* _WHAT THE EXERCISE ASKS_
Where a line holds the word "comidas", copy that line.

Part of a data file
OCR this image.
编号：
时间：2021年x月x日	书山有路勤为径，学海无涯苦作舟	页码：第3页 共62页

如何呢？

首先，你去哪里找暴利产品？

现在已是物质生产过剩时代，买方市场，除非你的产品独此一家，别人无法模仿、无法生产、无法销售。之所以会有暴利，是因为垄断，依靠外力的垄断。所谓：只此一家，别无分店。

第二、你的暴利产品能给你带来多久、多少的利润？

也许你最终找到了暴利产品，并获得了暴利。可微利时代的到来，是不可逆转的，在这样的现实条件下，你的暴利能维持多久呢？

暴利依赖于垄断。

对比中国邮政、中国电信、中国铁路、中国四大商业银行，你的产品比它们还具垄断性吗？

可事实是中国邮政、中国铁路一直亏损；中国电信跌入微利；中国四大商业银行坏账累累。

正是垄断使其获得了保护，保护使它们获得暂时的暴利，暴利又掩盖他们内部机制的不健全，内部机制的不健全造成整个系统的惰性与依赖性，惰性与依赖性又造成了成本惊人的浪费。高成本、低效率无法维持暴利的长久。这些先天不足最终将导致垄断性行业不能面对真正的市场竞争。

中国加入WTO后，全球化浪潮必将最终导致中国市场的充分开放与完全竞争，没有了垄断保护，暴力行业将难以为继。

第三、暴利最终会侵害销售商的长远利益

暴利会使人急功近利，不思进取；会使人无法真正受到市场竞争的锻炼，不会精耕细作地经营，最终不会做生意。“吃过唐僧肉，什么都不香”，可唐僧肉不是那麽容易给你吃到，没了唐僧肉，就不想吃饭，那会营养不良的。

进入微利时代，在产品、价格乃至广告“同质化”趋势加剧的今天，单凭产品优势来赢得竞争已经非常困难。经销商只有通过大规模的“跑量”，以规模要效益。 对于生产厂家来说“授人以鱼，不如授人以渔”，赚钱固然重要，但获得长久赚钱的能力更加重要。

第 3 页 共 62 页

---

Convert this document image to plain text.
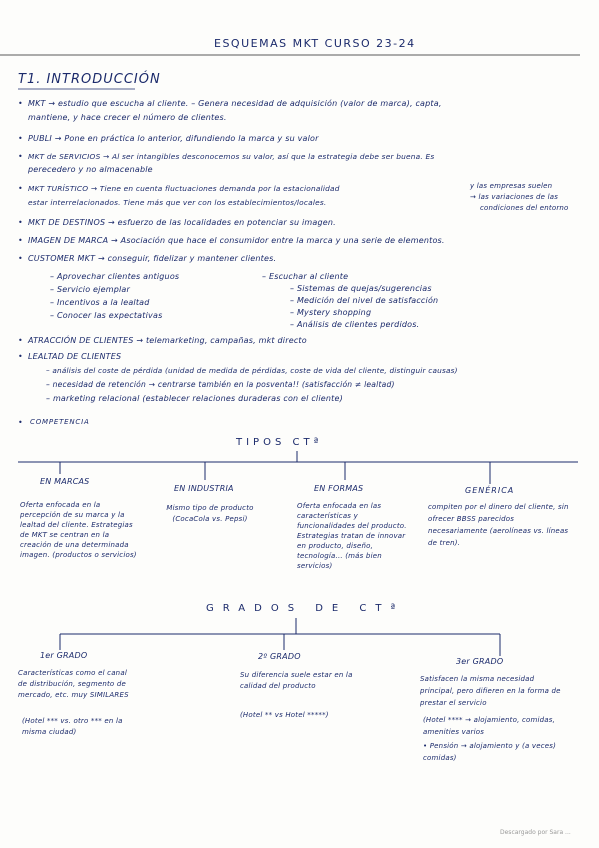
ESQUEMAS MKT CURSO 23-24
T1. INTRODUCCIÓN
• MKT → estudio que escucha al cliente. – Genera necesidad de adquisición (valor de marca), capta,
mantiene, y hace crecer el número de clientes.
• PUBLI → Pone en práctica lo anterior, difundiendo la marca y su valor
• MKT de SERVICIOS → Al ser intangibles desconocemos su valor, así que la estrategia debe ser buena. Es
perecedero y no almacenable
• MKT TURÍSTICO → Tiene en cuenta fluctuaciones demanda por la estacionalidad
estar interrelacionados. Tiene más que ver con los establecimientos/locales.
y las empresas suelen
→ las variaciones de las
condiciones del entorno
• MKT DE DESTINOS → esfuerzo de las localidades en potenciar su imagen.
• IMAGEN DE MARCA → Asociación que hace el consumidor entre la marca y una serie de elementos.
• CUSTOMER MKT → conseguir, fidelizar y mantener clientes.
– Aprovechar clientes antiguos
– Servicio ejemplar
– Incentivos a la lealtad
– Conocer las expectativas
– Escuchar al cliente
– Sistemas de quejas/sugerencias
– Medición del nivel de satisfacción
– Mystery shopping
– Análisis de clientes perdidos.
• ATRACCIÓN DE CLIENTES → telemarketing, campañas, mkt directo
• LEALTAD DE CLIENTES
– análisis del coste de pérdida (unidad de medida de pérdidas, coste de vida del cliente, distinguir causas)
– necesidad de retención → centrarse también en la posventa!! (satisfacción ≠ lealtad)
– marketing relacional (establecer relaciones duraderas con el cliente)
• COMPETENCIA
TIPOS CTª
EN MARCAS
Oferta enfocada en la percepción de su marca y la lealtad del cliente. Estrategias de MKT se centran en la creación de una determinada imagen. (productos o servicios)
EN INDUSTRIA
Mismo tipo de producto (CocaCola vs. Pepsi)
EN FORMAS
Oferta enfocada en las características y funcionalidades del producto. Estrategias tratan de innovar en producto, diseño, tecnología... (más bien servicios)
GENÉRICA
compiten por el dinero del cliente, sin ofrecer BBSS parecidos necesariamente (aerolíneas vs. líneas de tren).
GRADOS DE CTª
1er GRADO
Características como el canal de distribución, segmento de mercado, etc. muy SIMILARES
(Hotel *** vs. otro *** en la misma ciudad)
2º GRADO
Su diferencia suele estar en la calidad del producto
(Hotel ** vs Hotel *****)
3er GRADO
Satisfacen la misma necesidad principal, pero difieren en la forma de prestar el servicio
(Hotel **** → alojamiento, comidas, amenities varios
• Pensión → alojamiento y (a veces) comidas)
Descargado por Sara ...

--

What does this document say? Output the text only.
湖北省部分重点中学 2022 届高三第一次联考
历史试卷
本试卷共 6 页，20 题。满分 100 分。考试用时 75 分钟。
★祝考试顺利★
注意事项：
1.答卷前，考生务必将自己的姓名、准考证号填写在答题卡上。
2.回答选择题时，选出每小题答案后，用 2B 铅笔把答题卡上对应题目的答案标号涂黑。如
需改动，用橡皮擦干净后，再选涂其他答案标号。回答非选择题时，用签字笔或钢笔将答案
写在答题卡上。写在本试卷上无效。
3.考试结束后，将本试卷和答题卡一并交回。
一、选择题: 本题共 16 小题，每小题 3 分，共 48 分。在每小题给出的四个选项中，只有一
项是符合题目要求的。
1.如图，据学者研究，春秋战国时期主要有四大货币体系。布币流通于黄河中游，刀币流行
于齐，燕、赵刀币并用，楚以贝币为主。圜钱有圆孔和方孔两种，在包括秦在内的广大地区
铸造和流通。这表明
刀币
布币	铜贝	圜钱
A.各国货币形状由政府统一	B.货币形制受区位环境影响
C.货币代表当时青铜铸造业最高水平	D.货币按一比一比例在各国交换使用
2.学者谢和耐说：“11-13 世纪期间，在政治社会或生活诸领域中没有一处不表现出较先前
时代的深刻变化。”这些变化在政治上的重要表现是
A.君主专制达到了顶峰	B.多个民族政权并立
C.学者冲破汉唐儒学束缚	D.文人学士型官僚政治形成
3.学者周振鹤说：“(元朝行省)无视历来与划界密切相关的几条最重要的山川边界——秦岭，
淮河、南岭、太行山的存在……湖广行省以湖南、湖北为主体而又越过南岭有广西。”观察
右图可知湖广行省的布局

* _EXERCISE ANSWER_
(Hotel **** → alojamiento, comidas, amenities varios
• Pensión → alojamiento y (a veces) comidas)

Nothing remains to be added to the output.